═══ DATA RECORDS ═══

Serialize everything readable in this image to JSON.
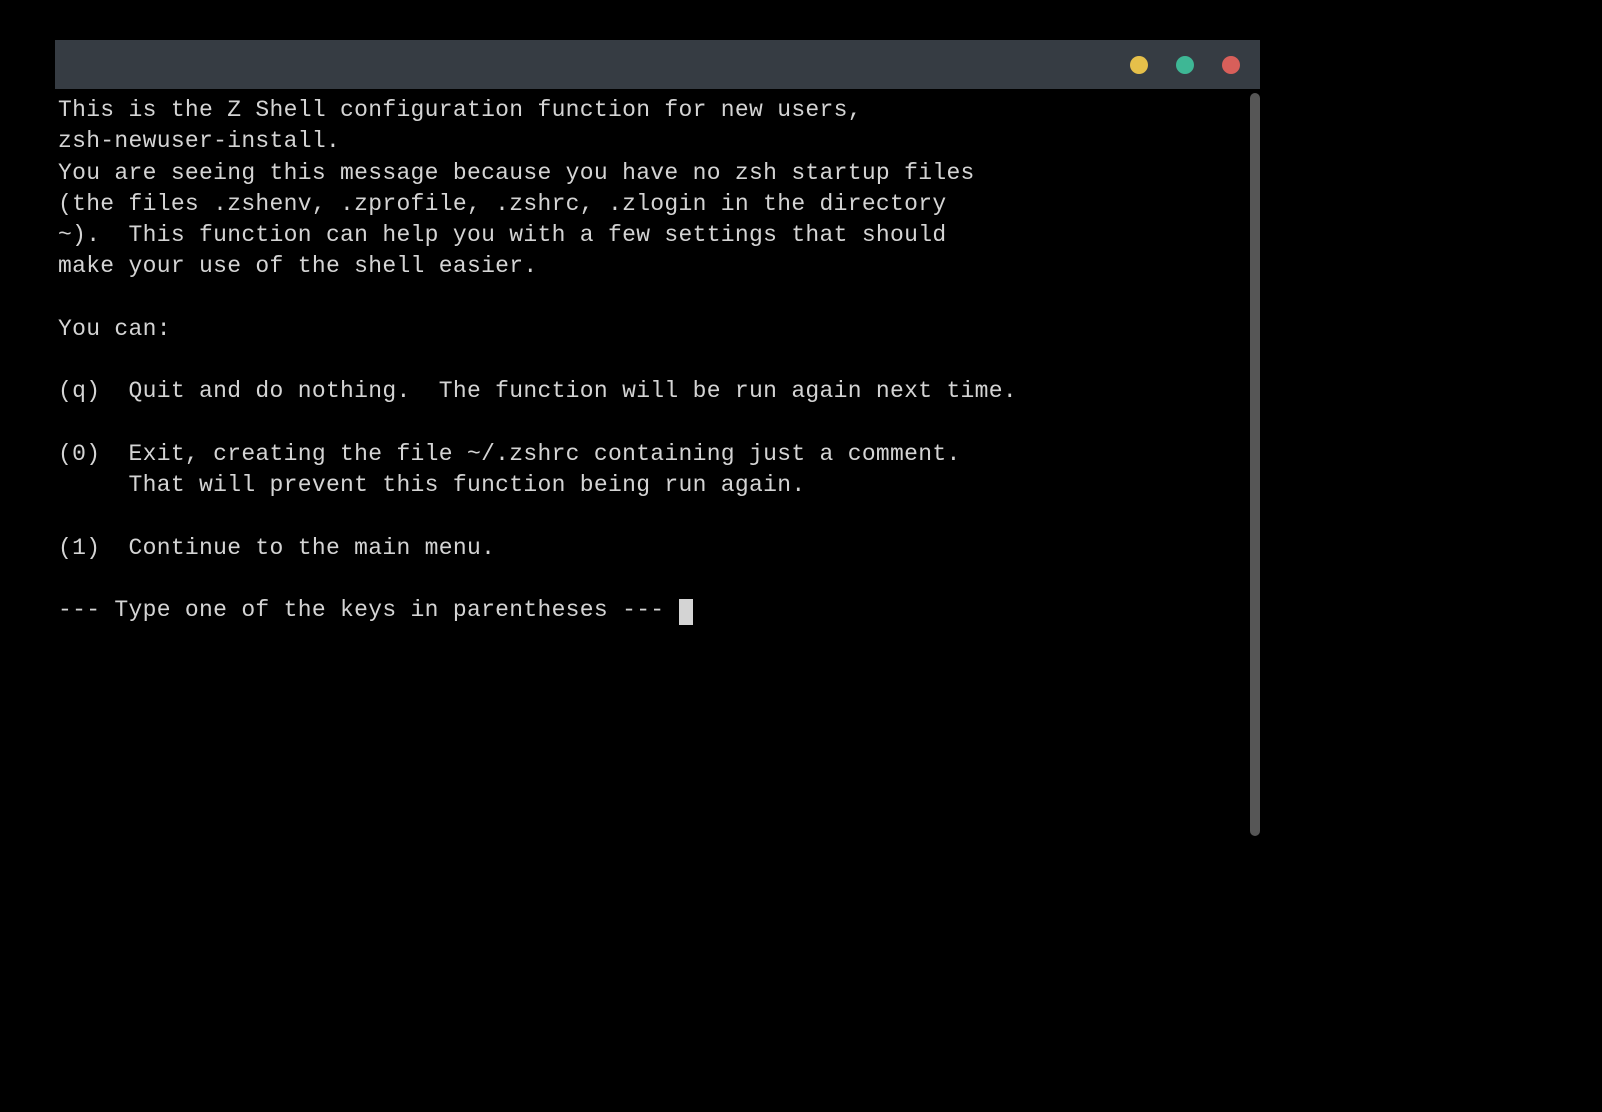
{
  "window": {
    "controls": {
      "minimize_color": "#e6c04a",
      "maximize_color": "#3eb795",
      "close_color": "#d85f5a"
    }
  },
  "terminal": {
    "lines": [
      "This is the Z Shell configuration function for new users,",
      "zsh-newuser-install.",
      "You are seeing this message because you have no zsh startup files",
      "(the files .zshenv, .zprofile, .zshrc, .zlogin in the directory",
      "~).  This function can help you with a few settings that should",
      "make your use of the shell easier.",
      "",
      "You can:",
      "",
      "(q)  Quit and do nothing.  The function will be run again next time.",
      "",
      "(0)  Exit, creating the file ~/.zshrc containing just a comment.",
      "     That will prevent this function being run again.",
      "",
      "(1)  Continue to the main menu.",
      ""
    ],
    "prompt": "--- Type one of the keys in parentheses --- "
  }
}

═══
═══ DATA RECORDS ═══

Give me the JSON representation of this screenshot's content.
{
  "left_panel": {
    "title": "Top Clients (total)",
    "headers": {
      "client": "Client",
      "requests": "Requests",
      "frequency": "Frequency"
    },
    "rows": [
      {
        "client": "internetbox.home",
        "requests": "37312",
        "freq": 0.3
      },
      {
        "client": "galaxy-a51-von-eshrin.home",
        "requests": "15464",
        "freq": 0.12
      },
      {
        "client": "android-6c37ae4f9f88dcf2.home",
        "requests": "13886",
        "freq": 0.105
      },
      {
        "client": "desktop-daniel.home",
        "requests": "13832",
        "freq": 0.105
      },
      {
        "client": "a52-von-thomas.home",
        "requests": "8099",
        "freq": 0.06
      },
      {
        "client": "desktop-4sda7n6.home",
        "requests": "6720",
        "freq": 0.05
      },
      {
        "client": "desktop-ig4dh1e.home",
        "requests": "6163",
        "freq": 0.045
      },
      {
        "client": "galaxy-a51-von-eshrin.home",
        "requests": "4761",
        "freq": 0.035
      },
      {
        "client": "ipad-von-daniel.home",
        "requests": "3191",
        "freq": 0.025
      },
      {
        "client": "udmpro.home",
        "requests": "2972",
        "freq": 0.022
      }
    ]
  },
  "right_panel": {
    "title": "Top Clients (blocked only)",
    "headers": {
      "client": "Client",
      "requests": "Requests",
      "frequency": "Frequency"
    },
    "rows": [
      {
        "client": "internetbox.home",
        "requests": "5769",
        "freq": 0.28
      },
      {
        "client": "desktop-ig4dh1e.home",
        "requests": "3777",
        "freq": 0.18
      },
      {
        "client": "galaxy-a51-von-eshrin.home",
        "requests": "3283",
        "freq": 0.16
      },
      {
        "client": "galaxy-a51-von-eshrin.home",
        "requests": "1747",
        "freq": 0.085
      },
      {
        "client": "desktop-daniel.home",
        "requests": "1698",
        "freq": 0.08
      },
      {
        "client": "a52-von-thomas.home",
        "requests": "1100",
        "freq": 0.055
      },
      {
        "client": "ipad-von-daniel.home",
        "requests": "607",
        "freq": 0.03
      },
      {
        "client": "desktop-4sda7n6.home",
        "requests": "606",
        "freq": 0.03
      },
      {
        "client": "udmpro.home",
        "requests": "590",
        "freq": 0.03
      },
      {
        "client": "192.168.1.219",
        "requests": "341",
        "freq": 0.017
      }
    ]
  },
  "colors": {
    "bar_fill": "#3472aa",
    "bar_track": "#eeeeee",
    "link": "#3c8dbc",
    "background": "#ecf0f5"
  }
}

═══

Search the records for the word "function" and copy every line where it occurs.

      "This is the Z Shell configuration function for new users,",
      "~).  This function can help you with a few settings that should",
      "(q)  Quit and do nothing.  The function will be run again next time.",
      "     That will prevent this function being run again.",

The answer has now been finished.